Gather up the lines that contain "content".

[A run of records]
----------

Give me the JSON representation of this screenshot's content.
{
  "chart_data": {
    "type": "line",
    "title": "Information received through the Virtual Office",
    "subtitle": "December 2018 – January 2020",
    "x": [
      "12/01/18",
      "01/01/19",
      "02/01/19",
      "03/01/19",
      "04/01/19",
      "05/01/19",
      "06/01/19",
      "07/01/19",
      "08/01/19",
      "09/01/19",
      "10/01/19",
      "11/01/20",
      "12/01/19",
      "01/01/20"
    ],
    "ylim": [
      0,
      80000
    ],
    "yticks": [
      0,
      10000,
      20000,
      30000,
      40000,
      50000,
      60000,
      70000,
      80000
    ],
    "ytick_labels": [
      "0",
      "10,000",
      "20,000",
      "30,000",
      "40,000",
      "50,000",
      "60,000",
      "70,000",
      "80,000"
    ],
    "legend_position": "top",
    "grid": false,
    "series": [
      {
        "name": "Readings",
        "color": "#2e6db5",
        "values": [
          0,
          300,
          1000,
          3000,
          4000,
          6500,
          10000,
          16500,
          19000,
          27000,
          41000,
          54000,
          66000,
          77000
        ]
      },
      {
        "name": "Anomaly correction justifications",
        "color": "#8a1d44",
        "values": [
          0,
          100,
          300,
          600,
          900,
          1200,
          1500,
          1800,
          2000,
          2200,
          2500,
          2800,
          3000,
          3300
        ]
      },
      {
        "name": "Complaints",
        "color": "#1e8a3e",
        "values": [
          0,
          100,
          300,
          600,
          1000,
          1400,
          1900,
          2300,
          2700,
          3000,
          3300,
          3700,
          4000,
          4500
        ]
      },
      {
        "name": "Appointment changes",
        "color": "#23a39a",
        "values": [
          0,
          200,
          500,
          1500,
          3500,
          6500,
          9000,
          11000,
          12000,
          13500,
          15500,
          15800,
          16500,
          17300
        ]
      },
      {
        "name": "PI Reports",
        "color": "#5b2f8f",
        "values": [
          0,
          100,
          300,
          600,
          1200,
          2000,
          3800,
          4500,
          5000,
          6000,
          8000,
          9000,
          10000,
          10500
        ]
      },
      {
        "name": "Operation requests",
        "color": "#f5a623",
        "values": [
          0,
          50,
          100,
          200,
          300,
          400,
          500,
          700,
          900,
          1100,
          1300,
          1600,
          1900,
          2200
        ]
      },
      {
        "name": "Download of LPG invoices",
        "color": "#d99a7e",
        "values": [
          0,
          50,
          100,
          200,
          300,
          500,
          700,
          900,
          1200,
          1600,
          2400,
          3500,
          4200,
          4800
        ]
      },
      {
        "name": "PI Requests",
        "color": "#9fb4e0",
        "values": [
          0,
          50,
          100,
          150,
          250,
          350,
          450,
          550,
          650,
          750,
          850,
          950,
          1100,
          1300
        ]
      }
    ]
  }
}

----------

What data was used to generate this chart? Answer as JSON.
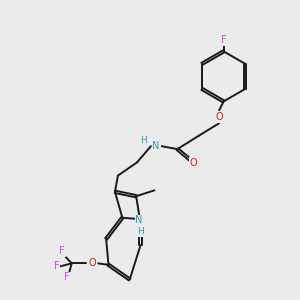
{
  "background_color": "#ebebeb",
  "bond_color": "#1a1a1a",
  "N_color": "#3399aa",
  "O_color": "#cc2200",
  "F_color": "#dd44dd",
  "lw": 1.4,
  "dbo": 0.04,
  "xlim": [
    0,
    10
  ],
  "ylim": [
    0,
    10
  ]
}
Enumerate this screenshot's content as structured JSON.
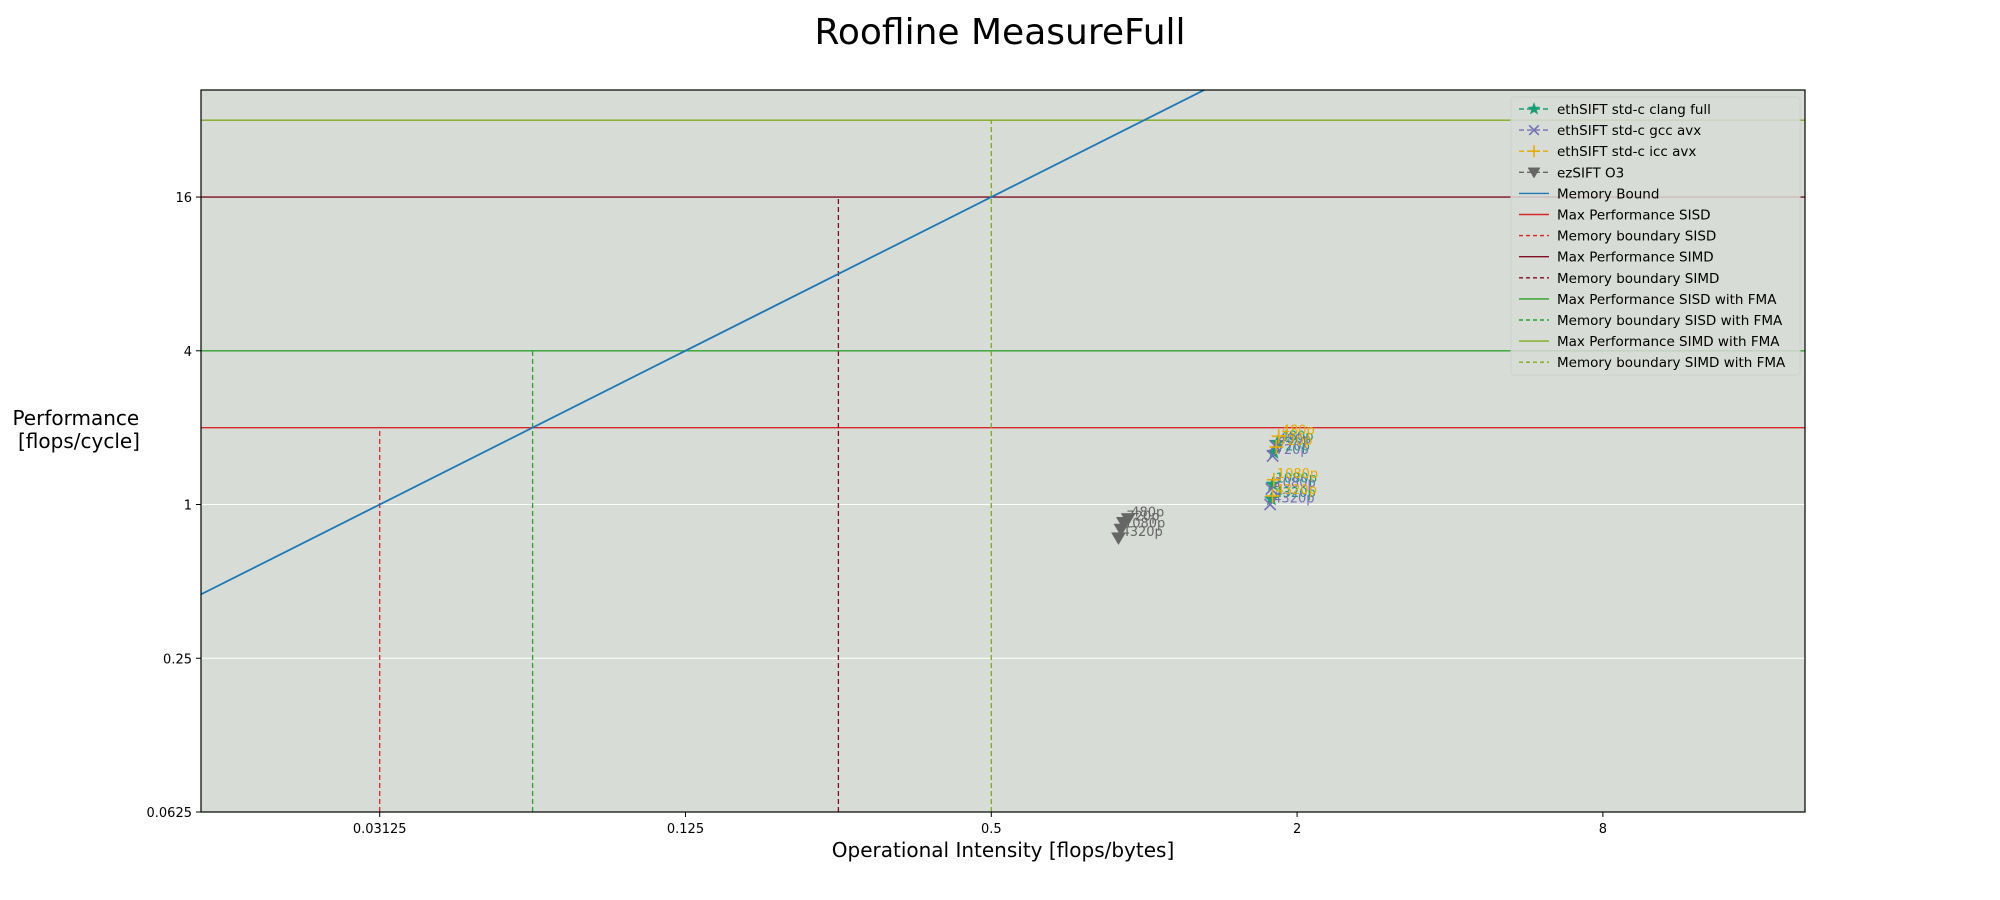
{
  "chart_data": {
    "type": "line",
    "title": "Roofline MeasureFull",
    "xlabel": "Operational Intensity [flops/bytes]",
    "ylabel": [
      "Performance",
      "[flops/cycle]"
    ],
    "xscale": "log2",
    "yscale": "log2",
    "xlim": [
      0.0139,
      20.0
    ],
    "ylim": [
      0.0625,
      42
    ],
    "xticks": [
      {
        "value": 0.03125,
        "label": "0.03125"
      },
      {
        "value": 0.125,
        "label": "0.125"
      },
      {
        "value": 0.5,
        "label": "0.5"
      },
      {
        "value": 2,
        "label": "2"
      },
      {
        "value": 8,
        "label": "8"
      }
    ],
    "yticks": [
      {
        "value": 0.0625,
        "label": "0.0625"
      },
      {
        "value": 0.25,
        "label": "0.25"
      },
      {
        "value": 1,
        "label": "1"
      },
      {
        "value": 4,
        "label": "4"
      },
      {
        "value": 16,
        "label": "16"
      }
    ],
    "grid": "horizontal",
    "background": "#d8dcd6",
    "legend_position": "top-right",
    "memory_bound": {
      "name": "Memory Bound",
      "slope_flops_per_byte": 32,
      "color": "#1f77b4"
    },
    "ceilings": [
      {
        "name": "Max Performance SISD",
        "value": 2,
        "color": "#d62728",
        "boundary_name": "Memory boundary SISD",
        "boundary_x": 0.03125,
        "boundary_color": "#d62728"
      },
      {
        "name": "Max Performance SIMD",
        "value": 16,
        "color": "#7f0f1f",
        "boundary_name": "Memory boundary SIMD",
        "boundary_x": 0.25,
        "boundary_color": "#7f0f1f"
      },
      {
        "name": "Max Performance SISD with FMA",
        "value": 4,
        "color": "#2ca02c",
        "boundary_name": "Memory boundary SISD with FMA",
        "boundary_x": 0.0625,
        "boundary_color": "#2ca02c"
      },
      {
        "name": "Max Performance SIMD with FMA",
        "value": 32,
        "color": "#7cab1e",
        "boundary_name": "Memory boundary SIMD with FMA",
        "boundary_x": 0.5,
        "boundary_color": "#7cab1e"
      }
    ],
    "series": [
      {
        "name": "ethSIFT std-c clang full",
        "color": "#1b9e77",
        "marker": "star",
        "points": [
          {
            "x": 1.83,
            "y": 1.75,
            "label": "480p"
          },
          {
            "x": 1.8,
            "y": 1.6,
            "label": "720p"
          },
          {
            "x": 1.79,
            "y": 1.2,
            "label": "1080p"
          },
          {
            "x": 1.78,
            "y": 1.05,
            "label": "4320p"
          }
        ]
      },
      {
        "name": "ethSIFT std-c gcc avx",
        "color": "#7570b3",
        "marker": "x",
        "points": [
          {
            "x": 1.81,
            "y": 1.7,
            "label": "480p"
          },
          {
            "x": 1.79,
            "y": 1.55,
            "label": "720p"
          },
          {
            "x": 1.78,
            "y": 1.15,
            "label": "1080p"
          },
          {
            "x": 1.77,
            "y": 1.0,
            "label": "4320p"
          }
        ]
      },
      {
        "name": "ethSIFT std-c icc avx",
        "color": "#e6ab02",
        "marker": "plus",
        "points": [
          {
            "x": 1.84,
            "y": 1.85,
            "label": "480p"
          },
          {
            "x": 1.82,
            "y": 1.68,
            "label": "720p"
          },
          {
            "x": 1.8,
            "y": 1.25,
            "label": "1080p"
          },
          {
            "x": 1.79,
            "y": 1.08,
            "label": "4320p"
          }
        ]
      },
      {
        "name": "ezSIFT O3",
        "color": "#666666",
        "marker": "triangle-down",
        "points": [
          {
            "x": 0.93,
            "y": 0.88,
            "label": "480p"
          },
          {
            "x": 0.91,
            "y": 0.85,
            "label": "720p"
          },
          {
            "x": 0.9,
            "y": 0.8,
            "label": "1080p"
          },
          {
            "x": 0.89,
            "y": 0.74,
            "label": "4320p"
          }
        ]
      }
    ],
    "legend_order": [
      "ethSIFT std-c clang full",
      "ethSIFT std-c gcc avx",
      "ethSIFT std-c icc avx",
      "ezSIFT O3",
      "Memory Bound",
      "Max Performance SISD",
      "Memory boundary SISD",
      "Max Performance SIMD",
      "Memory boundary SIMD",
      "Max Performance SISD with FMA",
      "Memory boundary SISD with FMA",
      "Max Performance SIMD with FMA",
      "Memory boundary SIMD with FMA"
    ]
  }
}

----------

■ Full output:
Give me the JSON representation of this screenshot's content.
Enumerate this screenshot's content as structured JSON.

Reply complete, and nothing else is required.